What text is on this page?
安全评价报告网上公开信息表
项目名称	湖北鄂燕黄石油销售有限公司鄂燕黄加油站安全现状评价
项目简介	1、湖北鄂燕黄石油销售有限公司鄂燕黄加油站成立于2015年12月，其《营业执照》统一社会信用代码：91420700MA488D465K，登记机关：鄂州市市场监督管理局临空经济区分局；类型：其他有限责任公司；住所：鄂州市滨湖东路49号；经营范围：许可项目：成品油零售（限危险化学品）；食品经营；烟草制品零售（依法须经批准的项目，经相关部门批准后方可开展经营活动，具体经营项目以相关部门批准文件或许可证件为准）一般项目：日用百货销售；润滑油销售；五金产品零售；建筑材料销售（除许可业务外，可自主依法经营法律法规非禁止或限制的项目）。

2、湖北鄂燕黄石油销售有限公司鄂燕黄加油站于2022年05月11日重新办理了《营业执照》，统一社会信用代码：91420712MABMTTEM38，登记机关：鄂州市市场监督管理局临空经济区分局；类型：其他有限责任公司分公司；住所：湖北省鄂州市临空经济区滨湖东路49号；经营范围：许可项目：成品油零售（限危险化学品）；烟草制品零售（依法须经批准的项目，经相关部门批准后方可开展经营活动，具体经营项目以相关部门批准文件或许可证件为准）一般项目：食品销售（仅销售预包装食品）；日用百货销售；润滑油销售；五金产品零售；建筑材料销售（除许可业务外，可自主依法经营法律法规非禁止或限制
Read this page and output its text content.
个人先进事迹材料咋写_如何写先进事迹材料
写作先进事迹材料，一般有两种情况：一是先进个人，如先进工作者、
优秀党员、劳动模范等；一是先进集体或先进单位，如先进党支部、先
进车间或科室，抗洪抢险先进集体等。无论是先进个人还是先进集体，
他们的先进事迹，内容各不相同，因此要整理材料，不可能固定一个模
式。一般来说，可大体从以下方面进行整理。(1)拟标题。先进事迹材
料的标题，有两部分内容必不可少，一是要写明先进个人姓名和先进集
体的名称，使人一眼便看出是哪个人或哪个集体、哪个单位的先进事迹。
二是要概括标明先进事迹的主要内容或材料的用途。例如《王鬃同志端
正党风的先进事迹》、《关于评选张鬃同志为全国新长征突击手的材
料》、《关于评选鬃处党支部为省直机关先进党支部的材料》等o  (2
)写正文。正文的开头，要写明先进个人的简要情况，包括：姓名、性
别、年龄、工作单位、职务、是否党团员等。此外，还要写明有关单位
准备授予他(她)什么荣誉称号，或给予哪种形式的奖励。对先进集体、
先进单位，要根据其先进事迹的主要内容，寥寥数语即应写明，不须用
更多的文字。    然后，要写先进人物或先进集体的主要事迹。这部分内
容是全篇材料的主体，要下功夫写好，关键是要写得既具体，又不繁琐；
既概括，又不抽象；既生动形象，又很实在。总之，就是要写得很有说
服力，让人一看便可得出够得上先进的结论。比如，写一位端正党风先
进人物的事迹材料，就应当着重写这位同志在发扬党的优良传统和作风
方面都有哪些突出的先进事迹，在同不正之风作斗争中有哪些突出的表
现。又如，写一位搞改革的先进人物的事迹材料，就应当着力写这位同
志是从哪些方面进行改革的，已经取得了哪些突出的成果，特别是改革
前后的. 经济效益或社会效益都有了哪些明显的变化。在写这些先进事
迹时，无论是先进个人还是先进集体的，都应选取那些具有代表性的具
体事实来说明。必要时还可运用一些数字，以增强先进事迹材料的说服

▸ **EXERCISE PROMPT**: Give every line of the material again, exactly as it reads.

▸ **OUTPUT OF THE TASK**:
What text is on this page?
安全评价报告网上公开信息表
项目名称	湖北鄂燕黄石油销售有限公司鄂燕黄加油站安全现状评价
项目简介	1、湖北鄂燕黄石油销售有限公司鄂燕黄加油站成立于2015年12月，其《营业执照》统一社会信用代码：91420700MA488D465K，登记机关：鄂州市市场监督管理局临空经济区分局；类型：其他有限责任公司；住所：鄂州市滨湖东路49号；经营范围：许可项目：成品油零售（限危险化学品）；食品经营；烟草制品零售（依法须经批准的项目，经相关部门批准后方可开展经营活动，具体经营项目以相关部门批准文件或许可证件为准）一般项目：日用百货销售；润滑油销售；五金产品零售；建筑材料销售（除许可业务外，可自主依法经营法律法规非禁止或限制的项目）。

2、湖北鄂燕黄石油销售有限公司鄂燕黄加油站于2022年05月11日重新办理了《营业执照》，统一社会信用代码：91420712MABMTTEM38，登记机关：鄂州市市场监督管理局临空经济区分局；类型：其他有限责任公司分公司；住所：湖北省鄂州市临空经济区滨湖东路49号；经营范围：许可项目：成品油零售（限危险化学品）；烟草制品零售（依法须经批准的项目，经相关部门批准后方可开展经营活动，具体经营项目以相关部门批准文件或许可证件为准）一般项目：食品销售（仅销售预包装食品）；日用百货销售；润滑油销售；五金产品零售；建筑材料销售（除许可业务外，可自主依法经营法律法规非禁止或限制
Read this page and output its text content.
个人先进事迹材料咋写_如何写先进事迹材料
写作先进事迹材料，一般有两种情况：一是先进个人，如先进工作者、
优秀党员、劳动模范等；一是先进集体或先进单位，如先进党支部、先
进车间或科室，抗洪抢险先进集体等。无论是先进个人还是先进集体，
他们的先进事迹，内容各不相同，因此要整理材料，不可能固定一个模
式。一般来说，可大体从以下方面进行整理。(1)拟标题。先进事迹材
料的标题，有两部分内容必不可少，一是要写明先进个人姓名和先进集
体的名称，使人一眼便看出是哪个人或哪个集体、哪个单位的先进事迹。
二是要概括标明先进事迹的主要内容或材料的用途。例如《王鬃同志端
正党风的先进事迹》、《关于评选张鬃同志为全国新长征突击手的材
料》、《关于评选鬃处党支部为省直机关先进党支部的材料》等o  (2
)写正文。正文的开头，要写明先进个人的简要情况，包括：姓名、性
别、年龄、工作单位、职务、是否党团员等。此外，还要写明有关单位
准备授予他(她)什么荣誉称号，或给予哪种形式的奖励。对先进集体、
先进单位，要根据其先进事迹的主要内容，寥寥数语即应写明，不须用
更多的文字。    然后，要写先进人物或先进集体的主要事迹。这部分内
容是全篇材料的主体，要下功夫写好，关键是要写得既具体，又不繁琐；
既概括，又不抽象；既生动形象，又很实在。总之，就是要写得很有说
服力，让人一看便可得出够得上先进的结论。比如，写一位端正党风先
进人物的事迹材料，就应当着重写这位同志在发扬党的优良传统和作风
方面都有哪些突出的先进事迹，在同不正之风作斗争中有哪些突出的表
现。又如，写一位搞改革的先进人物的事迹材料，就应当着力写这位同
志是从哪些方面进行改革的，已经取得了哪些突出的成果，特别是改革
前后的. 经济效益或社会效益都有了哪些明显的变化。在写这些先进事
迹时，无论是先进个人还是先进集体的，都应选取那些具有代表性的具
体事实来说明。必要时还可运用一些数字，以增强先进事迹材料的说服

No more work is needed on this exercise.